== Requirement ==
Would you return all of this data exactly, leaving nothing out?

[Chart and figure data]
★ ★ ★

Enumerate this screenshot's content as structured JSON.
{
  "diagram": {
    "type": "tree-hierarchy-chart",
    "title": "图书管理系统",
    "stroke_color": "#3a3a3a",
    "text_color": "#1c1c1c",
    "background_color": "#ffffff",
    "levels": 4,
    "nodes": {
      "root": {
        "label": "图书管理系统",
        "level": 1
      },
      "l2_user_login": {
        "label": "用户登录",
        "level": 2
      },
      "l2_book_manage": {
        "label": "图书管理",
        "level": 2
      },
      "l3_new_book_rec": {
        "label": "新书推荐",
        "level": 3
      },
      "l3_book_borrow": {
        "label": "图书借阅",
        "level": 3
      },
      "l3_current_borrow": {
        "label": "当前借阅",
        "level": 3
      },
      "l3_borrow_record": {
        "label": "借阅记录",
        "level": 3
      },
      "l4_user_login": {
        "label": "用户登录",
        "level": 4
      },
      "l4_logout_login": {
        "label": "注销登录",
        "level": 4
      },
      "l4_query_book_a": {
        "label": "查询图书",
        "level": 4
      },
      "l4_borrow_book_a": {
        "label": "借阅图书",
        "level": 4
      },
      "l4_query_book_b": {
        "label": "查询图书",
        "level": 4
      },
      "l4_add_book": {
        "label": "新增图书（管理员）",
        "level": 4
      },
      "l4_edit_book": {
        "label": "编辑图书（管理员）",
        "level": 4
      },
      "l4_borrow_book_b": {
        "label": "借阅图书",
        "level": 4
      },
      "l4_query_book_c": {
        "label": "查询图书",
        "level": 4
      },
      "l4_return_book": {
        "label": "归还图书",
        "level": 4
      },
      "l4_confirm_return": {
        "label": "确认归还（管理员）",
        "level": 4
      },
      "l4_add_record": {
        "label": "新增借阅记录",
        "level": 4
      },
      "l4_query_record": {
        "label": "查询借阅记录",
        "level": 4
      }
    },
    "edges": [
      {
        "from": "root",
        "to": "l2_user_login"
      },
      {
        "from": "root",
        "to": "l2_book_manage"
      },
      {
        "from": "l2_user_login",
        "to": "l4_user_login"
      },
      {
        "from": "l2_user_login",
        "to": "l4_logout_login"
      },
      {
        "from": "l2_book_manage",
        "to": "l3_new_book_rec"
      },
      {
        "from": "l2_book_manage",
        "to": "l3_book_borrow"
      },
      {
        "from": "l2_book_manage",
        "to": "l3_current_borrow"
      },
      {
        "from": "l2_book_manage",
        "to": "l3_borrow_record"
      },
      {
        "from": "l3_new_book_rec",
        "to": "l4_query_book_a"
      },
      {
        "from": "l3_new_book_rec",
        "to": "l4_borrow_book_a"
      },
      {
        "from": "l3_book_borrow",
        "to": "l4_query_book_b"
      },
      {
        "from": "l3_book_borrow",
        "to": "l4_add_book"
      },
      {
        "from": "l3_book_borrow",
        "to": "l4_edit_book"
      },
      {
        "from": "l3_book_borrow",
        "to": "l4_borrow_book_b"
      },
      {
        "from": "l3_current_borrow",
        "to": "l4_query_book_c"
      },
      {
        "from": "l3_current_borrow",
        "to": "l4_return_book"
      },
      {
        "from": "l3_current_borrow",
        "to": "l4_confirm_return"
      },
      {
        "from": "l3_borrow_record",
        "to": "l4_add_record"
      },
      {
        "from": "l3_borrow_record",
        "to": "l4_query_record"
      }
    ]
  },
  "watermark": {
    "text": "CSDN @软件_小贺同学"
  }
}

★ ★ ★

== Task response ==
Enumerate this screenshot's content as structured JSON.
{
  "diagram": {
    "type": "tree-hierarchy-chart",
    "title": "图书管理系统",
    "stroke_color": "#3a3a3a",
    "text_color": "#1c1c1c",
    "background_color": "#ffffff",
    "levels": 4,
    "nodes": {
      "root": {
        "label": "图书管理系统",
        "level": 1
      },
      "l2_user_login": {
        "label": "用户登录",
        "level": 2
      },
      "l2_book_manage": {
        "label": "图书管理",
        "level": 2
      },
      "l3_new_book_rec": {
        "label": "新书推荐",
        "level": 3
      },
      "l3_book_borrow": {
        "label": "图书借阅",
        "level": 3
      },
      "l3_current_borrow": {
        "label": "当前借阅",
        "level": 3
      },
      "l3_borrow_record": {
        "label": "借阅记录",
        "level": 3
      },
      "l4_user_login": {
        "label": "用户登录",
        "level": 4
      },
      "l4_logout_login": {
        "label": "注销登录",
        "level": 4
      },
      "l4_query_book_a": {
        "label": "查询图书",
        "level": 4
      },
      "l4_borrow_book_a": {
        "label": "借阅图书",
        "level": 4
      },
      "l4_query_book_b": {
        "label": "查询图书",
        "level": 4
      },
      "l4_add_book": {
        "label": "新增图书（管理员）",
        "level": 4
      },
      "l4_edit_book": {
        "label": "编辑图书（管理员）",
        "level": 4
      },
      "l4_borrow_book_b": {
        "label": "借阅图书",
        "level": 4
      },
      "l4_query_book_c": {
        "label": "查询图书",
        "level": 4
      },
      "l4_return_book": {
        "label": "归还图书",
        "level": 4
      },
      "l4_confirm_return": {
        "label": "确认归还（管理员）",
        "level": 4
      },
      "l4_add_record": {
        "label": "新增借阅记录",
        "level": 4
      },
      "l4_query_record": {
        "label": "查询借阅记录",
        "level": 4
      }
    },
    "edges": [
      {
        "from": "root",
        "to": "l2_user_login"
      },
      {
        "from": "root",
        "to": "l2_book_manage"
      },
      {
        "from": "l2_user_login",
        "to": "l4_user_login"
      },
      {
        "from": "l2_user_login",
        "to": "l4_logout_login"
      },
      {
        "from": "l2_book_manage",
        "to": "l3_new_book_rec"
      },
      {
        "from": "l2_book_manage",
        "to": "l3_book_borrow"
      },
      {
        "from": "l2_book_manage",
        "to": "l3_current_borrow"
      },
      {
        "from": "l2_book_manage",
        "to": "l3_borrow_record"
      },
      {
        "from": "l3_new_book_rec",
        "to": "l4_query_book_a"
      },
      {
        "from": "l3_new_book_rec",
        "to": "l4_borrow_book_a"
      },
      {
        "from": "l3_book_borrow",
        "to": "l4_query_book_b"
      },
      {
        "from": "l3_book_borrow",
        "to": "l4_add_book"
      },
      {
        "from": "l3_book_borrow",
        "to": "l4_edit_book"
      },
      {
        "from": "l3_book_borrow",
        "to": "l4_borrow_book_b"
      },
      {
        "from": "l3_current_borrow",
        "to": "l4_query_book_c"
      },
      {
        "from": "l3_current_borrow",
        "to": "l4_return_book"
      },
      {
        "from": "l3_current_borrow",
        "to": "l4_confirm_return"
      },
      {
        "from": "l3_borrow_record",
        "to": "l4_add_record"
      },
      {
        "from": "l3_borrow_record",
        "to": "l4_query_record"
      }
    ]
  },
  "watermark": {
    "text": "CSDN @软件_小贺同学"
  }
}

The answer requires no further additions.